- Your instructions
Answer these questions from the text on baculovirus infection below.
(a) How many days after the initial infection do successfully infected host larvae typically die?
(b) Which type of immune response do invertebrates have?
(c) Which signalling pathways regulate the production of antimicrobial peptides in insects?

- Document extract
★ ★ ★ ★ ★

Baculovirus infection impacts a host in many ways. Not all tissues are equally affected and the infection process does not develop in the same way in different cell types. Typically, successfully infected host larvae die 3–10 days after the initial infection, and death is often accompanied by larval body liquefaction [3]. Although pathological effects are easily observed particularly in the later phase of infection, the processes that take place in the host in the early stages of infection are still not well understood.

Host-pathogen interaction can be viewed as an arms race between two enemies. The pathogen evolves to optimize host infection and its dispersion, and the insect attempts to improve protection against the pathogen. Insects' responses to virus infections include inducible reactions, such as immune responses as well as physical and chemical barriers that prevent viruses from establishing the infection [4]. Two types of immune responses are known, innate and adaptive. Whereas in vertebrates the immune system is composed of both, in invertebrates only innate responses are present. Innate responses include cellular and humoral response, which share the same signalling pathways [5]. Cellular responses refer to hemocyte-mediated responses like phagocytosis, nodulation and encapsulation. Humoral responses include identifying the invading microbes by pattern recognition proteins and subsequently synthesizing antimicrobial peptides (AMPs). The production of AMPs in insects is regulated by the signalling pathways Toll, Imd and JAK-STAT. Cellular and humoral responses depend on each other and interact in order to clear invading microbes from the organism. Both can lead to the activation of phenoloxidase cascade and subsequent melanization and to the production of reactive oxygen species [5].

★ ★ ★ ★ ★

- Source material
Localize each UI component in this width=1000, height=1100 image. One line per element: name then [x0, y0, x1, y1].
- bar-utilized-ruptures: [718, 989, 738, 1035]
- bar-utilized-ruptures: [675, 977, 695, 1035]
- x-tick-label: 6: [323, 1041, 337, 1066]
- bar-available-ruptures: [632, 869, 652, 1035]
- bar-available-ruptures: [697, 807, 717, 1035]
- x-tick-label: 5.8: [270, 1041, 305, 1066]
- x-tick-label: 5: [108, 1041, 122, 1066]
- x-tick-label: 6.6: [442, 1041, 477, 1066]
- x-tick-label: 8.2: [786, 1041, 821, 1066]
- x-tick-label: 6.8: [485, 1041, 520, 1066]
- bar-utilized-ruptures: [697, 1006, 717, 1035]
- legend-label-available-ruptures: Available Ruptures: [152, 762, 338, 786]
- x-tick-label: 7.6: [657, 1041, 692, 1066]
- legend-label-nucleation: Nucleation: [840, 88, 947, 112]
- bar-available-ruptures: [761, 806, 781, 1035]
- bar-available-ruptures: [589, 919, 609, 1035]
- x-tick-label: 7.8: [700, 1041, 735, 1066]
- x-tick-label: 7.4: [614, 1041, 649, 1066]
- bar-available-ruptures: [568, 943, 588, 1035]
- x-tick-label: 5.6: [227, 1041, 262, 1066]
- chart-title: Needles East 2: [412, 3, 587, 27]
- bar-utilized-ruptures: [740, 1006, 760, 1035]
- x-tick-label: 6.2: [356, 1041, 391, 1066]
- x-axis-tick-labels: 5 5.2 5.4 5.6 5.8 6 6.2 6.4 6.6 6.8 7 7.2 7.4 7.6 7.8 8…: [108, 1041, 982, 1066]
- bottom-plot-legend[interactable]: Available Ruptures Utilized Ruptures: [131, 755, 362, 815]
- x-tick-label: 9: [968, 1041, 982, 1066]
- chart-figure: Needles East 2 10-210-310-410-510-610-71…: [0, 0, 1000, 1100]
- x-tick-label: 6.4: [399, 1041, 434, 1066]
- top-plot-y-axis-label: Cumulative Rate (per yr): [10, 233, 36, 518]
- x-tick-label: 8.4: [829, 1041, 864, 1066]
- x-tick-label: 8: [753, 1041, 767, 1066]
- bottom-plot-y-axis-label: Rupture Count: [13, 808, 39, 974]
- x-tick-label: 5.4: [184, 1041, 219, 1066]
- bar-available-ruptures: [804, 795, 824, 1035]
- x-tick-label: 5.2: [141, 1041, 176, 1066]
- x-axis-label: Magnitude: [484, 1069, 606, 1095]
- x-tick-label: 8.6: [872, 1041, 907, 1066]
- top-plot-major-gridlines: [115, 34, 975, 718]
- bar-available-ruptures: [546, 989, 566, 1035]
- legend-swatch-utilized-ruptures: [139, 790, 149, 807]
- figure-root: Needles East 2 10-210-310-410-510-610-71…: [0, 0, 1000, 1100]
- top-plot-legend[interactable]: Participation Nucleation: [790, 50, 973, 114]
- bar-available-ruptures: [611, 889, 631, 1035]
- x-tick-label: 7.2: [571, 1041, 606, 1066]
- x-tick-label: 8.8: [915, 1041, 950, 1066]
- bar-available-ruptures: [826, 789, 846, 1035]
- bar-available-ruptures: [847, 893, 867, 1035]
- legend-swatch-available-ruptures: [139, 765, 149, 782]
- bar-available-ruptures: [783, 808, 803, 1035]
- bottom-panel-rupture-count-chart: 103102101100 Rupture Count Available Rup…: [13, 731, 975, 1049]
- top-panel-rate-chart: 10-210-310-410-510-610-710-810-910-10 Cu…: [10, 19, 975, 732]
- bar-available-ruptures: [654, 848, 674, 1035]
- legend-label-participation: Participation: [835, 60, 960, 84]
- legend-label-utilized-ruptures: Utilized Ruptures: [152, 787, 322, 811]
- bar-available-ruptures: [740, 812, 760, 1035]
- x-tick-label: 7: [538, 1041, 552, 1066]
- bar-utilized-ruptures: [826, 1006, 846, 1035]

★ ★ ★ ★ ★

- The answer
(a) 3–10 days
(b) Only innate responses
(c) Toll, Imd and JAK-STAT